[BEGIN Data extract]

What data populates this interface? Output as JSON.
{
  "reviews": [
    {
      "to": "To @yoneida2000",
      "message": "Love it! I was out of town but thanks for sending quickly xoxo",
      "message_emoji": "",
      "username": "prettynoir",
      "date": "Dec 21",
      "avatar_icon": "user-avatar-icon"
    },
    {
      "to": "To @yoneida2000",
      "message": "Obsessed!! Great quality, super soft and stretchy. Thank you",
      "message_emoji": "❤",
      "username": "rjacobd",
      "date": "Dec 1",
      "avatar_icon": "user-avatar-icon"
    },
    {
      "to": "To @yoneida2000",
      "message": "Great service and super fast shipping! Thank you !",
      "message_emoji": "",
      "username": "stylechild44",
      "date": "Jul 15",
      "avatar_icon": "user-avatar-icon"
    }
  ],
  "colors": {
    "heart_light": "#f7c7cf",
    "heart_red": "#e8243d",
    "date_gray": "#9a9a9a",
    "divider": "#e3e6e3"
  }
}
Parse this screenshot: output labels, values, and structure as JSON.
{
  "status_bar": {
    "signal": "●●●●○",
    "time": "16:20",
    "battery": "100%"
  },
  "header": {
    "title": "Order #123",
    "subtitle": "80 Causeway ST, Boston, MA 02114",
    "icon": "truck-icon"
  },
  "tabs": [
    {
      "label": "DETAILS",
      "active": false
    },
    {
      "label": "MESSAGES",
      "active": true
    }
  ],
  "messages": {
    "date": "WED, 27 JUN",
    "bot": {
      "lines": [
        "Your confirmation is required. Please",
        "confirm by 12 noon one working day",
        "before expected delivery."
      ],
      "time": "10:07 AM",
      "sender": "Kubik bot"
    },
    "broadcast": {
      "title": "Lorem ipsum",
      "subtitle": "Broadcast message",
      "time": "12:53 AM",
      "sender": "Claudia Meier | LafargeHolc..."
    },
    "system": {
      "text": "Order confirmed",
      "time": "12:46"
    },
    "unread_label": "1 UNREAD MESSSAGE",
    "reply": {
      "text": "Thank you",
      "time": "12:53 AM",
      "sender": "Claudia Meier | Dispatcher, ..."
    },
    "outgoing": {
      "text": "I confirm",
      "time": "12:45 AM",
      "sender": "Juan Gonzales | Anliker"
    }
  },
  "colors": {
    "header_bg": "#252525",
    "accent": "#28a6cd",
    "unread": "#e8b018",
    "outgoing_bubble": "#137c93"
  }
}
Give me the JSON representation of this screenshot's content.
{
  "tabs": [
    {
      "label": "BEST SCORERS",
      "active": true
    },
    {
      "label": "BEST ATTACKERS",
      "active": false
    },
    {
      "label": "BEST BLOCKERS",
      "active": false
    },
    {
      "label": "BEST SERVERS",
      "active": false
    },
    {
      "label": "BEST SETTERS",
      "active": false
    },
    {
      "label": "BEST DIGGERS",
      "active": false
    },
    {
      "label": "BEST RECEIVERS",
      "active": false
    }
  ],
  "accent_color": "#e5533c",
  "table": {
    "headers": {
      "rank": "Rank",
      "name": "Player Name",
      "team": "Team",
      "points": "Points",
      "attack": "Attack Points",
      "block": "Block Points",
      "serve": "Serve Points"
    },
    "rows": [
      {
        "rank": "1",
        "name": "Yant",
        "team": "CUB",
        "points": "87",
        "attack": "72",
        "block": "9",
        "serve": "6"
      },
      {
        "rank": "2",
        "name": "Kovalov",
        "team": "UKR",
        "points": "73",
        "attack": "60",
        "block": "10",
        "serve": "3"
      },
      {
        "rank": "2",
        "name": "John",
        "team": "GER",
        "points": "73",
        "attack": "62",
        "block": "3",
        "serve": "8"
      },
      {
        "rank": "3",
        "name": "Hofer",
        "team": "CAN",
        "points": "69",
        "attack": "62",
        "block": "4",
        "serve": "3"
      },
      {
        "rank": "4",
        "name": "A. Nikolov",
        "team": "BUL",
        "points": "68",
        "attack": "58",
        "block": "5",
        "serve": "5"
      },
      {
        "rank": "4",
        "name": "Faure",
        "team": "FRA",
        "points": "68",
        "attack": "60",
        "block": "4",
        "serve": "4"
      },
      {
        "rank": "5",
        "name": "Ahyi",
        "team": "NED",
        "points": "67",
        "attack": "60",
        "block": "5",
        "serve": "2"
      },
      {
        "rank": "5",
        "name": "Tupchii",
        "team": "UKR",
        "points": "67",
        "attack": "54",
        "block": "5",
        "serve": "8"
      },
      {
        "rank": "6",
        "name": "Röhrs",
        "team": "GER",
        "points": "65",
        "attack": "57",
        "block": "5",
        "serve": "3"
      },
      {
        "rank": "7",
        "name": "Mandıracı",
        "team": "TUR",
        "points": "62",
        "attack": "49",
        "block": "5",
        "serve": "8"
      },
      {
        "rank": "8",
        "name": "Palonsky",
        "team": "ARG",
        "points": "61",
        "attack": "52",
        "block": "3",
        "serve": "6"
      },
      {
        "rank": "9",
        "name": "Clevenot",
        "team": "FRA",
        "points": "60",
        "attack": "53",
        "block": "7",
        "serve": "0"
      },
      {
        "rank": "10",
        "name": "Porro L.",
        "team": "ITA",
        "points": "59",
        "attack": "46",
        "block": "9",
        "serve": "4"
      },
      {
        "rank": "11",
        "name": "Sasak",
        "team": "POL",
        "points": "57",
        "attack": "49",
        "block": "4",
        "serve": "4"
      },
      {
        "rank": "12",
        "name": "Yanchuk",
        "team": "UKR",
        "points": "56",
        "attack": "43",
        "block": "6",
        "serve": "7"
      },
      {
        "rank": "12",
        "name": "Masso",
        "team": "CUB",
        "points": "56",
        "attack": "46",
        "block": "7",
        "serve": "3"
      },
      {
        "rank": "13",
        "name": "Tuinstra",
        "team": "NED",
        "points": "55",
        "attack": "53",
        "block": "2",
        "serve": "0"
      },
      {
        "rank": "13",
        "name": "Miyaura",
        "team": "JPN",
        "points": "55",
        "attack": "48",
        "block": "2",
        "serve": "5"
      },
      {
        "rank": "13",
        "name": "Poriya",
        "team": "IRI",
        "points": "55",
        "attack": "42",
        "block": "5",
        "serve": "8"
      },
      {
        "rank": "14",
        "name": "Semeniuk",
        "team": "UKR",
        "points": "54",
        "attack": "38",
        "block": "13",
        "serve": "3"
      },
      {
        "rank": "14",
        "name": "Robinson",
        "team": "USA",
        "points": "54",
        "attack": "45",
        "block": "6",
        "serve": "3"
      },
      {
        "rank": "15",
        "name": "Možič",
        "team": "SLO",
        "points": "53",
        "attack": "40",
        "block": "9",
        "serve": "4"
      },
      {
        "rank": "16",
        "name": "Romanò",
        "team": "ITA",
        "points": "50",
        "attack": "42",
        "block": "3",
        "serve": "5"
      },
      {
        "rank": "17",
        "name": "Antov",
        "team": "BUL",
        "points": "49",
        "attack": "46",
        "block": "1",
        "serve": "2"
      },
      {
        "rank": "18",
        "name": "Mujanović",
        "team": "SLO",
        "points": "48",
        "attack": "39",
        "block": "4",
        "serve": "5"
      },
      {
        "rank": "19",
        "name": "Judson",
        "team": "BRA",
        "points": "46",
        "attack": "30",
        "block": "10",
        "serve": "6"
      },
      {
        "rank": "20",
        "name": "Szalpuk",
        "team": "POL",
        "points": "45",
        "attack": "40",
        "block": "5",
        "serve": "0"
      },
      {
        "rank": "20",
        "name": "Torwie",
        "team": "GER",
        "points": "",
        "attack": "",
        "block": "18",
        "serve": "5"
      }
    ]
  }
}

[END Data extract]

- [The task]
Return the entries above exactly as they appear.

- [In response]
What data populates this interface? Output as JSON.
{
  "reviews": [
    {
      "to": "To @yoneida2000",
      "message": "Love it! I was out of town but thanks for sending quickly xoxo",
      "message_emoji": "",
      "username": "prettynoir",
      "date": "Dec 21",
      "avatar_icon": "user-avatar-icon"
    },
    {
      "to": "To @yoneida2000",
      "message": "Obsessed!! Great quality, super soft and stretchy. Thank you",
      "message_emoji": "❤",
      "username": "rjacobd",
      "date": "Dec 1",
      "avatar_icon": "user-avatar-icon"
    },
    {
      "to": "To @yoneida2000",
      "message": "Great service and super fast shipping! Thank you !",
      "message_emoji": "",
      "username": "stylechild44",
      "date": "Jul 15",
      "avatar_icon": "user-avatar-icon"
    }
  ],
  "colors": {
    "heart_light": "#f7c7cf",
    "heart_red": "#e8243d",
    "date_gray": "#9a9a9a",
    "divider": "#e3e6e3"
  }
}
Parse this screenshot: output labels, values, and structure as JSON.
{
  "status_bar": {
    "signal": "●●●●○",
    "time": "16:20",
    "battery": "100%"
  },
  "header": {
    "title": "Order #123",
    "subtitle": "80 Causeway ST, Boston, MA 02114",
    "icon": "truck-icon"
  },
  "tabs": [
    {
      "label": "DETAILS",
      "active": false
    },
    {
      "label": "MESSAGES",
      "active": true
    }
  ],
  "messages": {
    "date": "WED, 27 JUN",
    "bot": {
      "lines": [
        "Your confirmation is required. Please",
        "confirm by 12 noon one working day",
        "before expected delivery."
      ],
      "time": "10:07 AM",
      "sender": "Kubik bot"
    },
    "broadcast": {
      "title": "Lorem ipsum",
      "subtitle": "Broadcast message",
      "time": "12:53 AM",
      "sender": "Claudia Meier | LafargeHolc..."
    },
    "system": {
      "text": "Order confirmed",
      "time": "12:46"
    },
    "unread_label": "1 UNREAD MESSSAGE",
    "reply": {
      "text": "Thank you",
      "time": "12:53 AM",
      "sender": "Claudia Meier | Dispatcher, ..."
    },
    "outgoing": {
      "text": "I confirm",
      "time": "12:45 AM",
      "sender": "Juan Gonzales | Anliker"
    }
  },
  "colors": {
    "header_bg": "#252525",
    "accent": "#28a6cd",
    "unread": "#e8b018",
    "outgoing_bubble": "#137c93"
  }
}
Give me the JSON representation of this screenshot's content.
{
  "tabs": [
    {
      "label": "BEST SCORERS",
      "active": true
    },
    {
      "label": "BEST ATTACKERS",
      "active": false
    },
    {
      "label": "BEST BLOCKERS",
      "active": false
    },
    {
      "label": "BEST SERVERS",
      "active": false
    },
    {
      "label": "BEST SETTERS",
      "active": false
    },
    {
      "label": "BEST DIGGERS",
      "active": false
    },
    {
      "label": "BEST RECEIVERS",
      "active": false
    }
  ],
  "accent_color": "#e5533c",
  "table": {
    "headers": {
      "rank": "Rank",
      "name": "Player Name",
      "team": "Team",
      "points": "Points",
      "attack": "Attack Points",
      "block": "Block Points",
      "serve": "Serve Points"
    },
    "rows": [
      {
        "rank": "1",
        "name": "Yant",
        "team": "CUB",
        "points": "87",
        "attack": "72",
        "block": "9",
        "serve": "6"
      },
      {
        "rank": "2",
        "name": "Kovalov",
        "team": "UKR",
        "points": "73",
        "attack": "60",
        "block": "10",
        "serve": "3"
      },
      {
        "rank": "2",
        "name": "John",
        "team": "GER",
        "points": "73",
        "attack": "62",
        "block": "3",
        "serve": "8"
      },
      {
        "rank": "3",
        "name": "Hofer",
        "team": "CAN",
        "points": "69",
        "attack": "62",
        "block": "4",
        "serve": "3"
      },
      {
        "rank": "4",
        "name": "A. Nikolov",
        "team": "BUL",
        "points": "68",
        "attack": "58",
        "block": "5",
        "serve": "5"
      },
      {
        "rank": "4",
        "name": "Faure",
        "team": "FRA",
        "points": "68",
        "attack": "60",
        "block": "4",
        "serve": "4"
      },
      {
        "rank": "5",
        "name": "Ahyi",
        "team": "NED",
        "points": "67",
        "attack": "60",
        "block": "5",
        "serve": "2"
      },
      {
        "rank": "5",
        "name": "Tupchii",
        "team": "UKR",
        "points": "67",
        "attack": "54",
        "block": "5",
        "serve": "8"
      },
      {
        "rank": "6",
        "name": "Röhrs",
        "team": "GER",
        "points": "65",
        "attack": "57",
        "block": "5",
        "serve": "3"
      },
      {
        "rank": "7",
        "name": "Mandıracı",
        "team": "TUR",
        "points": "62",
        "attack": "49",
        "block": "5",
        "serve": "8"
      },
      {
        "rank": "8",
        "name": "Palonsky",
        "team": "ARG",
        "points": "61",
        "attack": "52",
        "block": "3",
        "serve": "6"
      },
      {
        "rank": "9",
        "name": "Clevenot",
        "team": "FRA",
        "points": "60",
        "attack": "53",
        "block": "7",
        "serve": "0"
      },
      {
        "rank": "10",
        "name": "Porro L.",
        "team": "ITA",
        "points": "59",
        "attack": "46",
        "block": "9",
        "serve": "4"
      },
      {
        "rank": "11",
        "name": "Sasak",
        "team": "POL",
        "points": "57",
        "attack": "49",
        "block": "4",
        "serve": "4"
      },
      {
        "rank": "12",
        "name": "Yanchuk",
        "team": "UKR",
        "points": "56",
        "attack": "43",
        "block": "6",
        "serve": "7"
      },
      {
        "rank": "12",
        "name": "Masso",
        "team": "CUB",
        "points": "56",
        "attack": "46",
        "block": "7",
        "serve": "3"
      },
      {
        "rank": "13",
        "name": "Tuinstra",
        "team": "NED",
        "points": "55",
        "attack": "53",
        "block": "2",
        "serve": "0"
      },
      {
        "rank": "13",
        "name": "Miyaura",
        "team": "JPN",
        "points": "55",
        "attack": "48",
        "block": "2",
        "serve": "5"
      },
      {
        "rank": "13",
        "name": "Poriya",
        "team": "IRI",
        "points": "55",
        "attack": "42",
        "block": "5",
        "serve": "8"
      },
      {
        "rank": "14",
        "name": "Semeniuk",
        "team": "UKR",
        "points": "54",
        "attack": "38",
        "block": "13",
        "serve": "3"
      },
      {
        "rank": "14",
        "name": "Robinson",
        "team": "USA",
        "points": "54",
        "attack": "45",
        "block": "6",
        "serve": "3"
      },
      {
        "rank": "15",
        "name": "Možič",
        "team": "SLO",
        "points": "53",
        "attack": "40",
        "block": "9",
        "serve": "4"
      },
      {
        "rank": "16",
        "name": "Romanò",
        "team": "ITA",
        "points": "50",
        "attack": "42",
        "block": "3",
        "serve": "5"
      },
      {
        "rank": "17",
        "name": "Antov",
        "team": "BUL",
        "points": "49",
        "attack": "46",
        "block": "1",
        "serve": "2"
      },
      {
        "rank": "18",
        "name": "Mujanović",
        "team": "SLO",
        "points": "48",
        "attack": "39",
        "block": "4",
        "serve": "5"
      },
      {
        "rank": "19",
        "name": "Judson",
        "team": "BRA",
        "points": "46",
        "attack": "30",
        "block": "10",
        "serve": "6"
      },
      {
        "rank": "20",
        "name": "Szalpuk",
        "team": "POL",
        "points": "45",
        "attack": "40",
        "block": "5",
        "serve": "0"
      },
      {
        "rank": "20",
        "name": "Torwie",
        "team": "GER",
        "points": "",
        "attack": "",
        "block": "18",
        "serve": "5"
      }
    ]
  }
}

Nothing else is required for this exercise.